→ What to produce:
Find and copy each line of the records where the string "enerad" shows up.

→ Supplied records:
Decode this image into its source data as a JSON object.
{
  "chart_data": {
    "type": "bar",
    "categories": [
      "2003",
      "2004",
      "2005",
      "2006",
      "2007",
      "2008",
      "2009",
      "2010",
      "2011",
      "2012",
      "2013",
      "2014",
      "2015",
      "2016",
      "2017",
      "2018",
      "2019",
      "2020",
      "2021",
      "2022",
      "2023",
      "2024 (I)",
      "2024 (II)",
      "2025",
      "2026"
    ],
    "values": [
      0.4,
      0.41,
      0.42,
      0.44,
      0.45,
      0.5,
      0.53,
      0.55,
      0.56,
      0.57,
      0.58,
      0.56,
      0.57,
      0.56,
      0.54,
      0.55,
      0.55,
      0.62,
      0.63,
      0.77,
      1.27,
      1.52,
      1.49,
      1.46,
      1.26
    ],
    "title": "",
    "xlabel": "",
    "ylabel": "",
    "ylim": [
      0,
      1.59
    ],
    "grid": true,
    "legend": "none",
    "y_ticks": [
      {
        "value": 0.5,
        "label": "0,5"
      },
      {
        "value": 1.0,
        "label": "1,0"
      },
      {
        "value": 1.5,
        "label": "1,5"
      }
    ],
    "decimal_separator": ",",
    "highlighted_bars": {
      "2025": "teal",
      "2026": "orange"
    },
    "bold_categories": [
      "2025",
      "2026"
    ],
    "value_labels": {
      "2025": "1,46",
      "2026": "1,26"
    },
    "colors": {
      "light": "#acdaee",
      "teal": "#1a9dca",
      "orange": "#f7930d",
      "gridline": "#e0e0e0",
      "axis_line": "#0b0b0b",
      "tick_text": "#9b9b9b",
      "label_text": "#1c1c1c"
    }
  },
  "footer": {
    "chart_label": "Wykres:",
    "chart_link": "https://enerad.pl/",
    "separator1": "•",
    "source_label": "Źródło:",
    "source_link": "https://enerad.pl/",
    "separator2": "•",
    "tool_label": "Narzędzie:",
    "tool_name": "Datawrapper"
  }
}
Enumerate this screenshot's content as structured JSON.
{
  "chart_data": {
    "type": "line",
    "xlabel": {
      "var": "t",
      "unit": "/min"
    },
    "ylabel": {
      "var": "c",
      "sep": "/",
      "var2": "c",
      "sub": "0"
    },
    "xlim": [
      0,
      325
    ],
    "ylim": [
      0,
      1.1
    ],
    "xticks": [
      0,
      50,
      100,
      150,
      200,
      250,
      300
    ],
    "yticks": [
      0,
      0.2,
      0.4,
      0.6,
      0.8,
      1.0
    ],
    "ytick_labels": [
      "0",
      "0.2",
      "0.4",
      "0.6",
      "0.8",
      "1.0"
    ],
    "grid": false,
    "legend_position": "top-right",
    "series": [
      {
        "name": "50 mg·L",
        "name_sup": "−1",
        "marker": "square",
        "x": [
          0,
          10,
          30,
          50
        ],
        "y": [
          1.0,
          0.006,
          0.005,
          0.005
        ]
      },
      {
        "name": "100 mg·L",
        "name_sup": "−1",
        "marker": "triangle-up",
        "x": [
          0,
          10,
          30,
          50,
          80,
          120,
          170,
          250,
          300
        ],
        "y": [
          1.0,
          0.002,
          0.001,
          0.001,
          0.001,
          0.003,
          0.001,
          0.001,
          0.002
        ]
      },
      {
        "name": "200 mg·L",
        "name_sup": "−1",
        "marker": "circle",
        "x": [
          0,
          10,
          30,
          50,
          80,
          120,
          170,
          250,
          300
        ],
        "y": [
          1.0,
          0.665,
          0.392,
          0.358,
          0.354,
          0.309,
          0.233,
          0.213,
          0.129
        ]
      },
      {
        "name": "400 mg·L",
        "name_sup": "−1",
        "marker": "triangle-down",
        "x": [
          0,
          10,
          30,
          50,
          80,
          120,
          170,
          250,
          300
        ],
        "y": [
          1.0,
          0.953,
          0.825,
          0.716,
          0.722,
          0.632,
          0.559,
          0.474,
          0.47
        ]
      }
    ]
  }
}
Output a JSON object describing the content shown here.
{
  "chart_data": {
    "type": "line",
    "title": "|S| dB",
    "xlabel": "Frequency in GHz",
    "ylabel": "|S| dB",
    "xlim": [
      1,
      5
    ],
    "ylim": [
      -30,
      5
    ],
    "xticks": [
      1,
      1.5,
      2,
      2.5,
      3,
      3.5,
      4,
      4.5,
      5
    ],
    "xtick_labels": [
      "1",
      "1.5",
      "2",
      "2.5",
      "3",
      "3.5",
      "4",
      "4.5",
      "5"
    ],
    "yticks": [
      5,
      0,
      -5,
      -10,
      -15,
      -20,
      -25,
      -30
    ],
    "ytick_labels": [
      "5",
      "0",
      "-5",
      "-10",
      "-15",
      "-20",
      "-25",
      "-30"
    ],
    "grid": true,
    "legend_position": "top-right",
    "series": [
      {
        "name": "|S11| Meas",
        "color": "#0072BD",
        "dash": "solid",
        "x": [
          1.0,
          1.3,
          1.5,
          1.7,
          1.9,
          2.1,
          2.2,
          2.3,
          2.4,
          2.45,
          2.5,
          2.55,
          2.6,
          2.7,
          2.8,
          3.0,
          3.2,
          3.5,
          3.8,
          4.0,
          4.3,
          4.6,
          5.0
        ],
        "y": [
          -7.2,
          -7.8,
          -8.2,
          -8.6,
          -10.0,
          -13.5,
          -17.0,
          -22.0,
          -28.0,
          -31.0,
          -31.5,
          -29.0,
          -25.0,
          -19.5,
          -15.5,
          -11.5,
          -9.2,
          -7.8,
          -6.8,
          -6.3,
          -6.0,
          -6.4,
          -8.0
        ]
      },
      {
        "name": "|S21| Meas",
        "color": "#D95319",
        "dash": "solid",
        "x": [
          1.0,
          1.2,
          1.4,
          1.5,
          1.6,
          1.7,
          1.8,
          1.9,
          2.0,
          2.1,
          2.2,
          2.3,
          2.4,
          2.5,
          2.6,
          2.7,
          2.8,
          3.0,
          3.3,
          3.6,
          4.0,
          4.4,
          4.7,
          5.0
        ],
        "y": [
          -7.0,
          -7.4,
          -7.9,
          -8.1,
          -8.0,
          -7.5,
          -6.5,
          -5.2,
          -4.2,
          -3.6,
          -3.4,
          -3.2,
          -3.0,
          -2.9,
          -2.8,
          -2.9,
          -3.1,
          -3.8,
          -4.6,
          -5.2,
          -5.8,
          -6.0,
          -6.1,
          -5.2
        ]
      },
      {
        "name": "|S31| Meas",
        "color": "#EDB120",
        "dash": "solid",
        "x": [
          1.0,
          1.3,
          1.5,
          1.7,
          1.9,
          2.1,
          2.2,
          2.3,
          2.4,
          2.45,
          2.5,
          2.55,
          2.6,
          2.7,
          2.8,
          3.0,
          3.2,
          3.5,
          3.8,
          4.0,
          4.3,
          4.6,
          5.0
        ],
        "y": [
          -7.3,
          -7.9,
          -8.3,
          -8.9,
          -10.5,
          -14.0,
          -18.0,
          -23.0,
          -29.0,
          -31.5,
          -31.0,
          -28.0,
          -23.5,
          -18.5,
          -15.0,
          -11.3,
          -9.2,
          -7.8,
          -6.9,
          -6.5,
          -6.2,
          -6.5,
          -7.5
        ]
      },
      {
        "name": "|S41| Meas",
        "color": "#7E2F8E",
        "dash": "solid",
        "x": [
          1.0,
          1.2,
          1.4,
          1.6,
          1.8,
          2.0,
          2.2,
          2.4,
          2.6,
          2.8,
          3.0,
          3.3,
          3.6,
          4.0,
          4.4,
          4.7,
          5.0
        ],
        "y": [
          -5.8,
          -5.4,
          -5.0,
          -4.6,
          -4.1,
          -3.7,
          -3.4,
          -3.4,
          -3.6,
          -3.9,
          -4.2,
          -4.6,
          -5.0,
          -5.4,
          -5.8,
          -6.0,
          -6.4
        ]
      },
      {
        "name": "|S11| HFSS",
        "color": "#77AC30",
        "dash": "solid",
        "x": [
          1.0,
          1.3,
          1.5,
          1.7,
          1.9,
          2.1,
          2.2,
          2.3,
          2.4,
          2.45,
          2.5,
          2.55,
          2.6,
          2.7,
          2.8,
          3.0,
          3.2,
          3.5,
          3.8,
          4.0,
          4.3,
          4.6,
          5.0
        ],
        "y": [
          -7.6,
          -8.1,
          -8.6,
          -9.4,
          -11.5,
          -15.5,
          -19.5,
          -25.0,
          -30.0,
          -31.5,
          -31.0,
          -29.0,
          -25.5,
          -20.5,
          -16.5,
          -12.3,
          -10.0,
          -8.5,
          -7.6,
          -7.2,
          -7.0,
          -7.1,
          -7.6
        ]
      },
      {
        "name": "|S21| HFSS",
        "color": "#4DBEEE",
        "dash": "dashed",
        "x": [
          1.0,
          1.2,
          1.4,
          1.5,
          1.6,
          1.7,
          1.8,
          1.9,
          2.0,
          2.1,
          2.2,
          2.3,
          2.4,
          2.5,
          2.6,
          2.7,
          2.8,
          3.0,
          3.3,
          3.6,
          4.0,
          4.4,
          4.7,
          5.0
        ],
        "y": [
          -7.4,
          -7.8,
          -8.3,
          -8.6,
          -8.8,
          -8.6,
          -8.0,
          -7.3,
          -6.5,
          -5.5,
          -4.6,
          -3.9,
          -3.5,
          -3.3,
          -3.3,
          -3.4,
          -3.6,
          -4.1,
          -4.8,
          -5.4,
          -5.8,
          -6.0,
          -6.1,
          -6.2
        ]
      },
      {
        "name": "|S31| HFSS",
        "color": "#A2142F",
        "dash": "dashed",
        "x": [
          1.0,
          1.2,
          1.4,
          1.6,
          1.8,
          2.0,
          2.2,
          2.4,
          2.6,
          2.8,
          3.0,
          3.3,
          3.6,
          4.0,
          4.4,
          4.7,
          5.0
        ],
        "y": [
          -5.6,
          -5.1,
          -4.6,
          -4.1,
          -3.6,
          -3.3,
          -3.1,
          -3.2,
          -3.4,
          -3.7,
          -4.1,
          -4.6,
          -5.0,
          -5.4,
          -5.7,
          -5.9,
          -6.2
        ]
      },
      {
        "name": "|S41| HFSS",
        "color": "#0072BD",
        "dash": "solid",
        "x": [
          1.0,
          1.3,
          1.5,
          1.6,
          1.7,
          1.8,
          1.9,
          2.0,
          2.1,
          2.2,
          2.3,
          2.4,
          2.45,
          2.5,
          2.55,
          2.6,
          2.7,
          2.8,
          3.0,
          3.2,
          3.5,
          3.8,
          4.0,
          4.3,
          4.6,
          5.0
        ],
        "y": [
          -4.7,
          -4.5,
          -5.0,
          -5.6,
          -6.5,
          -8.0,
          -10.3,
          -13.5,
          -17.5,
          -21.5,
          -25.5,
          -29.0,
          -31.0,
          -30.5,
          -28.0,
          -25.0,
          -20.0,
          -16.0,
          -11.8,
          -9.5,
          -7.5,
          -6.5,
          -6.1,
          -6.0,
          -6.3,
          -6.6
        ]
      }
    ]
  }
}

→ Complete response:
    "chart_link": "https://enerad.pl/",
    "source_link": "https://enerad.pl/",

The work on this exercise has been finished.